*Given task*. Please give every line of the rows below as a JSON list of strings, one string per line, leaving out any blank lines.

::: Data in this exercise :::

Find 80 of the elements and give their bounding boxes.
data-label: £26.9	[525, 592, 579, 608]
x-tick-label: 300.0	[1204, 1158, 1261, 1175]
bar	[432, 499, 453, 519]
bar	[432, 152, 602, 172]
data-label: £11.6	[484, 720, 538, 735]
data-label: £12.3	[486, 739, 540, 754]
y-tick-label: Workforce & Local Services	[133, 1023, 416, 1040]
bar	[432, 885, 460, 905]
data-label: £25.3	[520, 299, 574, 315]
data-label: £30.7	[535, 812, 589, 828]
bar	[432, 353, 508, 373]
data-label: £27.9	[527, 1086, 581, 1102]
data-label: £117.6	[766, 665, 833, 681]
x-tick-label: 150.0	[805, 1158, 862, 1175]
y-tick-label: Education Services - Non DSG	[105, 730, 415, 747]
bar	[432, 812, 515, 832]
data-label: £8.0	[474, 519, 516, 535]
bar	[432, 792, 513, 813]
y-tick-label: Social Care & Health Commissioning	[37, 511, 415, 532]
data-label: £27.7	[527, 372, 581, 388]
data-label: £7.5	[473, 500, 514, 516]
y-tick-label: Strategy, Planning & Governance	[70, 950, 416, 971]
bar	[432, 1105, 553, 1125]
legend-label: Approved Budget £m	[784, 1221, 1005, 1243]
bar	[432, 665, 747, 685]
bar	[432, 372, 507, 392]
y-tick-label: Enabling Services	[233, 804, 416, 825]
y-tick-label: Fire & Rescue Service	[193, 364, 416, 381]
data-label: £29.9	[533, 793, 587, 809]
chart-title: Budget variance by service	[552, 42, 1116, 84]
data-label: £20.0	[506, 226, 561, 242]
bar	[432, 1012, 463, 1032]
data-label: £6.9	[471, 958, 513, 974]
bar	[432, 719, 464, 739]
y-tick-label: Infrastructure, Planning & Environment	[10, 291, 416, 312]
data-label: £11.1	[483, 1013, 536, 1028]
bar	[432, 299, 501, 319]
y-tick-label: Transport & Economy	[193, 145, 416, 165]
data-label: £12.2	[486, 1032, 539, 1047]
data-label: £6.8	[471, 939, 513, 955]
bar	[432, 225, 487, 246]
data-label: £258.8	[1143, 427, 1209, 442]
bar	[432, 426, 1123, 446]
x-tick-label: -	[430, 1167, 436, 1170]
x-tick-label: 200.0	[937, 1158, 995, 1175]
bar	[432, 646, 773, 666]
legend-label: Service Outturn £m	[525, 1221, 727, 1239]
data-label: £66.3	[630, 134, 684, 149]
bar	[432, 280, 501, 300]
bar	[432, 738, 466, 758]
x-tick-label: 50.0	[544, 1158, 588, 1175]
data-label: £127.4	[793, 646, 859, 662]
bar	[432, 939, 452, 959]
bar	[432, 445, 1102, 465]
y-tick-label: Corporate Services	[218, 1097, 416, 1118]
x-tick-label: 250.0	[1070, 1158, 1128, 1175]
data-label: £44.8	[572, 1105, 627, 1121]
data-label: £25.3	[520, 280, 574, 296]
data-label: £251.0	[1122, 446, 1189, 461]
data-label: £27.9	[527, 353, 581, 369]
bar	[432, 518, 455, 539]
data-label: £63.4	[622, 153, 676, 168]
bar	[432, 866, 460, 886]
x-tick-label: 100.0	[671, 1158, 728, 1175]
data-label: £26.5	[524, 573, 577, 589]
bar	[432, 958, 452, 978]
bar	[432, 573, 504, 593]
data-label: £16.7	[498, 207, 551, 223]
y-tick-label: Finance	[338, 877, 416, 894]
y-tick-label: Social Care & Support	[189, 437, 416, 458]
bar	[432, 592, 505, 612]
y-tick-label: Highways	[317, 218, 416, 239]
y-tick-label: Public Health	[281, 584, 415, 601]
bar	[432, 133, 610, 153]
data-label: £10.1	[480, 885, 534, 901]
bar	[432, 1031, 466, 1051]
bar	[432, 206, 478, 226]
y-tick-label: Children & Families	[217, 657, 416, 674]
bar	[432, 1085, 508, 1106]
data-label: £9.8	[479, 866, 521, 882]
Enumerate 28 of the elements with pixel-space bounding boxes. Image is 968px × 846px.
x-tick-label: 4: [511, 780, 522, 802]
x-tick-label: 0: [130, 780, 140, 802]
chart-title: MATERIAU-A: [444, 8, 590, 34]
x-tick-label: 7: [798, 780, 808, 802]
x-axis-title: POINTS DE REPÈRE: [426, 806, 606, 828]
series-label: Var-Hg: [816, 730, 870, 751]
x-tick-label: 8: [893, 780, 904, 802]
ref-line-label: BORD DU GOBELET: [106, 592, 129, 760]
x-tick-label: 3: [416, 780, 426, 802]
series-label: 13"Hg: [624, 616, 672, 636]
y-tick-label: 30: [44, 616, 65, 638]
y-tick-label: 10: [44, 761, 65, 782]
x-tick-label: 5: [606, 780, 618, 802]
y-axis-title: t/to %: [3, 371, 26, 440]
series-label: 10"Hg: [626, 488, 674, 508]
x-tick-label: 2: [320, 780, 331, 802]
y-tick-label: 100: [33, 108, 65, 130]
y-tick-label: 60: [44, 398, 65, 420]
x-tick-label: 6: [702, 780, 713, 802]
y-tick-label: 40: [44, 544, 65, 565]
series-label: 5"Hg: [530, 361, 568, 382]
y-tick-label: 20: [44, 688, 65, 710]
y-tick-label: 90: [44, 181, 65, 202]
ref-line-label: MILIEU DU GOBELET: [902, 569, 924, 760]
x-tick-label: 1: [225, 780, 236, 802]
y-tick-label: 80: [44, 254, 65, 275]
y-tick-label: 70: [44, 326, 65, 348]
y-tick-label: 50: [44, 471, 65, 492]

:::

*Reply*.
[
  "Find 80 of the elements and give their bounding boxes.",
  "data-label: £26.9\t[525, 592, 579, 608]",
  "x-tick-label: 300.0\t[1204, 1158, 1261, 1175]",
  "bar\t[432, 499, 453, 519]",
  "bar\t[432, 152, 602, 172]",
  "data-label: £11.6\t[484, 720, 538, 735]",
  "data-label: £12.3\t[486, 739, 540, 754]",
  "y-tick-label: Workforce & Local Services\t[133, 1023, 416, 1040]",
  "bar\t[432, 885, 460, 905]",
  "data-label: £25.3\t[520, 299, 574, 315]",
  "data-label: £30.7\t[535, 812, 589, 828]",
  "bar\t[432, 353, 508, 373]",
  "data-label: £27.9\t[527, 1086, 581, 1102]",
  "data-label: £117.6\t[766, 665, 833, 681]",
  "x-tick-label: 150.0\t[805, 1158, 862, 1175]",
  "y-tick-label: Education Services - Non DSG\t[105, 730, 415, 747]",
  "bar\t[432, 812, 515, 832]",
  "data-label: £8.0\t[474, 519, 516, 535]",
  "bar\t[432, 792, 513, 813]",
  "y-tick-label: Social Care & Health Commissioning\t[37, 511, 415, 532]",
  "data-label: £27.7\t[527, 372, 581, 388]",
  "data-label: £7.5\t[473, 500, 514, 516]",
  "y-tick-label: Strategy, Planning & Governance\t[70, 950, 416, 971]",
  "bar\t[432, 1105, 553, 1125]",
  "legend-label: Approved Budget £m\t[784, 1221, 1005, 1243]",
  "bar\t[432, 665, 747, 685]",
  "bar\t[432, 372, 507, 392]",
  "y-tick-label: Enabling Services\t[233, 804, 416, 825]",
  "y-tick-label: Fire & Rescue Service\t[193, 364, 416, 381]",
  "data-label: £29.9\t[533, 793, 587, 809]",
  "chart-title: Budget variance by service\t[552, 42, 1116, 84]",
  "data-label: £20.0\t[506, 226, 561, 242]",
  "bar\t[432, 1012, 463, 1032]",
  "data-label: £6.9\t[471, 958, 513, 974]",
  "bar\t[432, 719, 464, 739]",
  "y-tick-label: Infrastructure, Planning & Environment\t[10, 291, 416, 312]",
  "data-label: £11.1\t[483, 1013, 536, 1028]",
  "bar\t[432, 299, 501, 319]",
  "y-tick-label: Transport & Economy\t[193, 145, 416, 165]",
  "data-label: £12.2\t[486, 1032, 539, 1047]",
  "data-label: £6.8\t[471, 939, 513, 955]",
  "bar\t[432, 225, 487, 246]",
  "data-label: £258.8\t[1143, 427, 1209, 442]",
  "bar\t[432, 426, 1123, 446]",
  "x-tick-label: -\t[430, 1167, 436, 1170]",
  "x-tick-label: 200.0\t[937, 1158, 995, 1175]",
  "bar\t[432, 646, 773, 666]",
  "legend-label: Service Outturn £m\t[525, 1221, 727, 1239]",
  "data-label: £66.3\t[630, 134, 684, 149]",
  "bar\t[432, 280, 501, 300]",
  "bar\t[432, 738, 466, 758]",
  "x-tick-label: 50.0\t[544, 1158, 588, 1175]",
  "data-label: £127.4\t[793, 646, 859, 662]",
  "bar\t[432, 939, 452, 959]",
  "bar\t[432, 445, 1102, 465]",
  "y-tick-label: Corporate Services\t[218, 1097, 416, 1118]",
  "x-tick-label: 250.0\t[1070, 1158, 1128, 1175]",
  "data-label: £44.8\t[572, 1105, 627, 1121]",
  "data-label: £25.3\t[520, 280, 574, 296]",
  "data-label: £251.0\t[1122, 446, 1189, 461]",
  "data-label: £27.9\t[527, 353, 581, 369]",
  "bar\t[432, 518, 455, 539]",
  "data-label: £63.4\t[622, 153, 676, 168]",
  "bar\t[432, 866, 460, 886]",
  "x-tick-label: 100.0\t[671, 1158, 728, 1175]",
  "data-label: £26.5\t[524, 573, 577, 589]",
  "bar\t[432, 958, 452, 978]",
  "bar\t[432, 573, 504, 593]",
  "data-label: £16.7\t[498, 207, 551, 223]",
  "y-tick-label: Finance\t[338, 877, 416, 894]",
  "y-tick-label: Social Care & Support\t[189, 437, 416, 458]",
  "bar\t[432, 592, 505, 612]",
  "y-tick-label: Highways\t[317, 218, 416, 239]",
  "y-tick-label: Public Health\t[281, 584, 415, 601]",
  "bar\t[432, 133, 610, 153]",
  "data-label: £10.1\t[480, 885, 534, 901]",
  "bar\t[432, 1031, 466, 1051]",
  "bar\t[432, 206, 478, 226]",
  "y-tick-label: Children & Families\t[217, 657, 416, 674]",
  "bar\t[432, 1085, 508, 1106]",
  "data-label: £9.8\t[479, 866, 521, 882]",
  "Enumerate 28 of the elements with pixel-space bounding boxes. Image is 968px × 846px.",
  "x-tick-label: 4: [511, 780, 522, 802]",
  "x-tick-label: 0: [130, 780, 140, 802]",
  "chart-title: MATERIAU-A: [444, 8, 590, 34]",
  "x-tick-label: 7: [798, 780, 808, 802]",
  "x-axis-title: POINTS DE REPÈRE: [426, 806, 606, 828]",
  "series-label: Var-Hg: [816, 730, 870, 751]",
  "x-tick-label: 8: [893, 780, 904, 802]",
  "ref-line-label: BORD DU GOBELET: [106, 592, 129, 760]",
  "x-tick-label: 3: [416, 780, 426, 802]",
  "series-label: 13\"Hg: [624, 616, 672, 636]",
  "y-tick-label: 30: [44, 616, 65, 638]",
  "y-tick-label: 10: [44, 761, 65, 782]",
  "x-tick-label: 5: [606, 780, 618, 802]",
  "y-axis-title: t/to %: [3, 371, 26, 440]",
  "series-label: 10\"Hg: [626, 488, 674, 508]",
  "x-tick-label: 2: [320, 780, 331, 802]",
  "y-tick-label: 100: [33, 108, 65, 130]",
  "y-tick-label: 60: [44, 398, 65, 420]",
  "x-tick-label: 6: [702, 780, 713, 802]",
  "y-tick-label: 40: [44, 544, 65, 565]",
  "series-label: 5\"Hg: [530, 361, 568, 382]",
  "y-tick-label: 20: [44, 688, 65, 710]",
  "y-tick-label: 90: [44, 181, 65, 202]",
  "ref-line-label: MILIEU DU GOBELET: [902, 569, 924, 760]",
  "x-tick-label: 1: [225, 780, 236, 802]",
  "y-tick-label: 80: [44, 254, 65, 275]",
  "y-tick-label: 70: [44, 326, 65, 348]",
  "y-tick-label: 50: [44, 471, 65, 492]"
]